** Begin **

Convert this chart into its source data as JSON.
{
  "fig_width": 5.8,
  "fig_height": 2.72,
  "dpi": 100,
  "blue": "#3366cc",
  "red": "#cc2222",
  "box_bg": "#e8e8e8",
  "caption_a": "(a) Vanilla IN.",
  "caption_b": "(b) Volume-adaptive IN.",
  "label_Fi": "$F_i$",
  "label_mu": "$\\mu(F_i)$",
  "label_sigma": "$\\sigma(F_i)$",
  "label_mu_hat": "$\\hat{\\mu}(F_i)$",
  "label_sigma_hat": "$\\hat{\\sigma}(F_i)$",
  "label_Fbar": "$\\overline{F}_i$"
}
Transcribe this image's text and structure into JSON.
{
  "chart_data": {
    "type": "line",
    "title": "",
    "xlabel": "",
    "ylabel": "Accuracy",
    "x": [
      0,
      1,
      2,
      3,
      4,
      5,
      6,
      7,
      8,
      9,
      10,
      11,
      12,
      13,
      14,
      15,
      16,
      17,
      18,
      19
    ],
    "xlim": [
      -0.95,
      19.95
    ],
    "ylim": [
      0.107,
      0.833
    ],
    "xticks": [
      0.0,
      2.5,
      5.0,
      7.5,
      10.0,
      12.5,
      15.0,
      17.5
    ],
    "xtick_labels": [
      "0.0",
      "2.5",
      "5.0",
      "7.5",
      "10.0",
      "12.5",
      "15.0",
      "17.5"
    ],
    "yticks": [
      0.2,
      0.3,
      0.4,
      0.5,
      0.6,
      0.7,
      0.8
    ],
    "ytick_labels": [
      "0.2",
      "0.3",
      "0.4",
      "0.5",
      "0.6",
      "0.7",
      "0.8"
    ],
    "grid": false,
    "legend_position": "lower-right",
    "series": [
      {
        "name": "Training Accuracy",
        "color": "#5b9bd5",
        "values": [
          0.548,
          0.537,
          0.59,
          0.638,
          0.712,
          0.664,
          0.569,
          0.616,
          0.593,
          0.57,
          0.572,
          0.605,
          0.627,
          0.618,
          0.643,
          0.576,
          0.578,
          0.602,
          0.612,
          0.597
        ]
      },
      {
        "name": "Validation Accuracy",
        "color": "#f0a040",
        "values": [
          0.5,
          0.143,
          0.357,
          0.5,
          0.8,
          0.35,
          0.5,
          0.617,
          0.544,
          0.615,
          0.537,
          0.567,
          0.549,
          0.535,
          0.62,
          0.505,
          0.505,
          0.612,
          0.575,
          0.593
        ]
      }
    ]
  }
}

** End **

-- Exercise instructions --
Retype the material in full. Each word must match.

-- Correct answer --
Convert this chart into its source data as JSON.
{
  "fig_width": 5.8,
  "fig_height": 2.72,
  "dpi": 100,
  "blue": "#3366cc",
  "red": "#cc2222",
  "box_bg": "#e8e8e8",
  "caption_a": "(a) Vanilla IN.",
  "caption_b": "(b) Volume-adaptive IN.",
  "label_Fi": "$F_i$",
  "label_mu": "$\\mu(F_i)$",
  "label_sigma": "$\\sigma(F_i)$",
  "label_mu_hat": "$\\hat{\\mu}(F_i)$",
  "label_sigma_hat": "$\\hat{\\sigma}(F_i)$",
  "label_Fbar": "$\\overline{F}_i$"
}
Transcribe this image's text and structure into JSON.
{
  "chart_data": {
    "type": "line",
    "title": "",
    "xlabel": "",
    "ylabel": "Accuracy",
    "x": [
      0,
      1,
      2,
      3,
      4,
      5,
      6,
      7,
      8,
      9,
      10,
      11,
      12,
      13,
      14,
      15,
      16,
      17,
      18,
      19
    ],
    "xlim": [
      -0.95,
      19.95
    ],
    "ylim": [
      0.107,
      0.833
    ],
    "xticks": [
      0.0,
      2.5,
      5.0,
      7.5,
      10.0,
      12.5,
      15.0,
      17.5
    ],
    "xtick_labels": [
      "0.0",
      "2.5",
      "5.0",
      "7.5",
      "10.0",
      "12.5",
      "15.0",
      "17.5"
    ],
    "yticks": [
      0.2,
      0.3,
      0.4,
      0.5,
      0.6,
      0.7,
      0.8
    ],
    "ytick_labels": [
      "0.2",
      "0.3",
      "0.4",
      "0.5",
      "0.6",
      "0.7",
      "0.8"
    ],
    "grid": false,
    "legend_position": "lower-right",
    "series": [
      {
        "name": "Training Accuracy",
        "color": "#5b9bd5",
        "values": [
          0.548,
          0.537,
          0.59,
          0.638,
          0.712,
          0.664,
          0.569,
          0.616,
          0.593,
          0.57,
          0.572,
          0.605,
          0.627,
          0.618,
          0.643,
          0.576,
          0.578,
          0.602,
          0.612,
          0.597
        ]
      },
      {
        "name": "Validation Accuracy",
        "color": "#f0a040",
        "values": [
          0.5,
          0.143,
          0.357,
          0.5,
          0.8,
          0.35,
          0.5,
          0.617,
          0.544,
          0.615,
          0.537,
          0.567,
          0.549,
          0.535,
          0.62,
          0.505,
          0.505,
          0.612,
          0.575,
          0.593
        ]
      }
    ]
  }
}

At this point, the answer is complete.